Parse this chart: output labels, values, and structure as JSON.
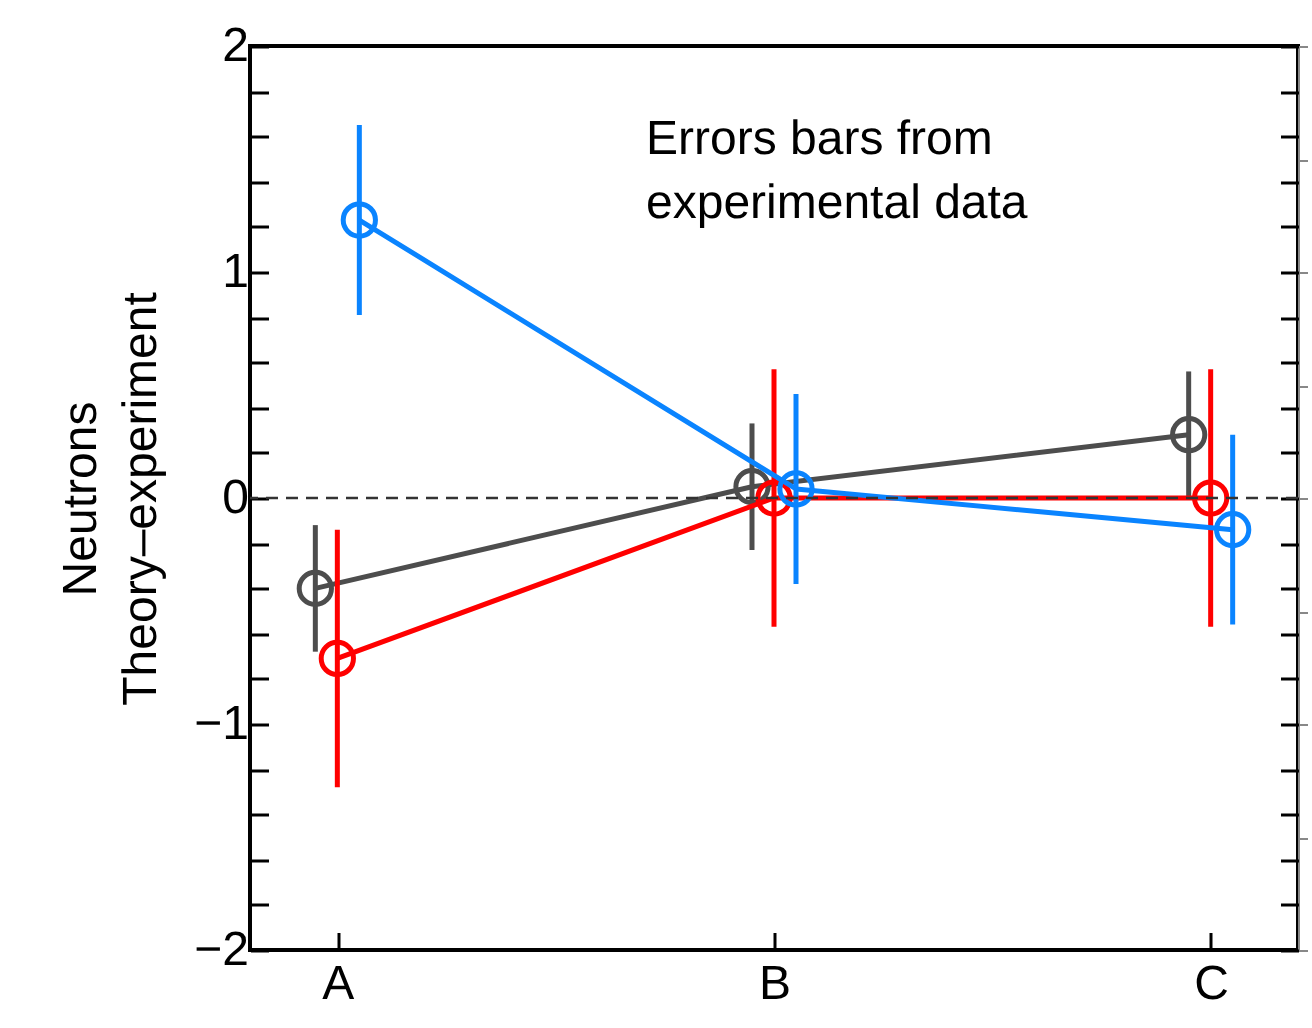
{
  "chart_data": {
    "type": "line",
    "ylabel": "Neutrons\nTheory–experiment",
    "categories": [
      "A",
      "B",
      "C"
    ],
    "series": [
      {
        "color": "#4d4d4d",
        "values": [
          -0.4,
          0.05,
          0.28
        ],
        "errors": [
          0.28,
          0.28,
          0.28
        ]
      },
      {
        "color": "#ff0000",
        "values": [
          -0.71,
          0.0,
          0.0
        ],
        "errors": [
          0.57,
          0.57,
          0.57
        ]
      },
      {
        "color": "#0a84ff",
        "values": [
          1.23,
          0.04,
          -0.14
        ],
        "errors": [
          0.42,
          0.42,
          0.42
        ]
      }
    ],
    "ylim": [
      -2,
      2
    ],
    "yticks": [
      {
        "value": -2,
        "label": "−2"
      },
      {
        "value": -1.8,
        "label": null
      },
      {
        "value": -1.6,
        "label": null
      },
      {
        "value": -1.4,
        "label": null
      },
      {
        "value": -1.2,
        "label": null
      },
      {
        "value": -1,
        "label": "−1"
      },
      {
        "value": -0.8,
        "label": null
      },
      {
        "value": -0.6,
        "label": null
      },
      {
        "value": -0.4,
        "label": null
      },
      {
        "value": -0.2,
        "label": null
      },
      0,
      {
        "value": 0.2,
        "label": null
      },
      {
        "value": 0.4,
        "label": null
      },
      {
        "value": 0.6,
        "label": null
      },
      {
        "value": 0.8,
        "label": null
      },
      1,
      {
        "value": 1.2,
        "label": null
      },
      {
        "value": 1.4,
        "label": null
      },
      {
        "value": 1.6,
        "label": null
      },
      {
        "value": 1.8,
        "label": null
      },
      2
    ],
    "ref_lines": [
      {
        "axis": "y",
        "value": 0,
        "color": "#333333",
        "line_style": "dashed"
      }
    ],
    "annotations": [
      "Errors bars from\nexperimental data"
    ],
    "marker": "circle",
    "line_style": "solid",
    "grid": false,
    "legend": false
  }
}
--------------------------------
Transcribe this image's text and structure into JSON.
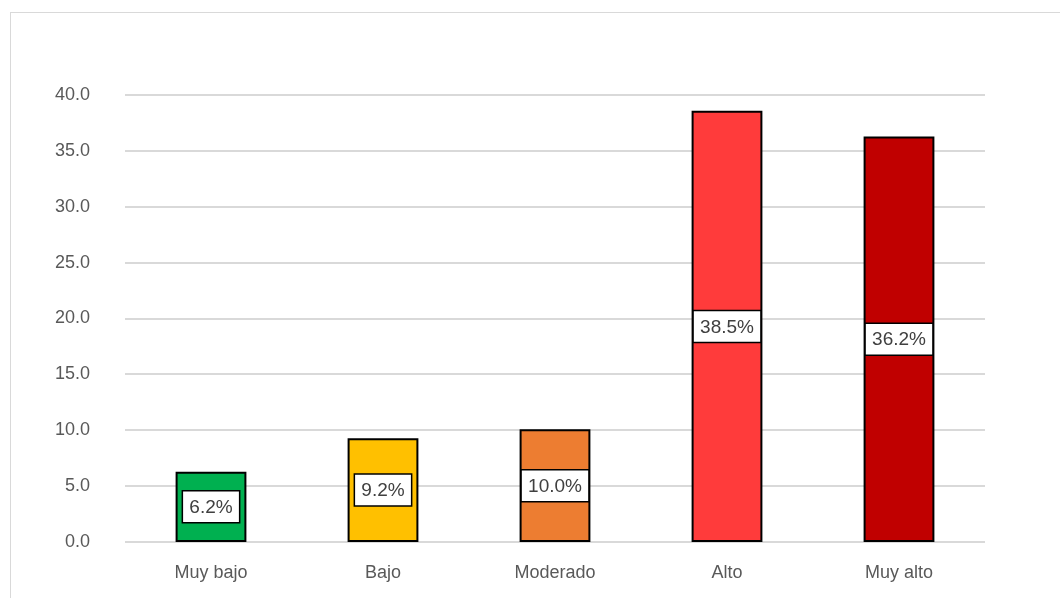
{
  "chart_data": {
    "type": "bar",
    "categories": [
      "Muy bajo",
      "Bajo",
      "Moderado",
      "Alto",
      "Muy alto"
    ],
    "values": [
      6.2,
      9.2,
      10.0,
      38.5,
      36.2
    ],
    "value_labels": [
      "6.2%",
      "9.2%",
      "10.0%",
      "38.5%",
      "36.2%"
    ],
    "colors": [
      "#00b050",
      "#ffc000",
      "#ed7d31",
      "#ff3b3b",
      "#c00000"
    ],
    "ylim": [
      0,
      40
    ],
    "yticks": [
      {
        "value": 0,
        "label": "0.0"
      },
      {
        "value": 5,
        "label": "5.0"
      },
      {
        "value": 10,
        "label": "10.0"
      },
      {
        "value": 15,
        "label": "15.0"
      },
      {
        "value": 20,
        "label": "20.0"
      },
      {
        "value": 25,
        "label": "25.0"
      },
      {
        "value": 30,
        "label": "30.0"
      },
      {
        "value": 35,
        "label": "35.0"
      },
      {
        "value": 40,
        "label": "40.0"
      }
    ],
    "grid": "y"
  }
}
--------------------------------
> Directions
Which lines include the word "JSON"? Copy every one of them.

> Output for this exercise
Parse this chart: output labels, values, and structure as JSON.
Transcribe this image's text and structure into JSON.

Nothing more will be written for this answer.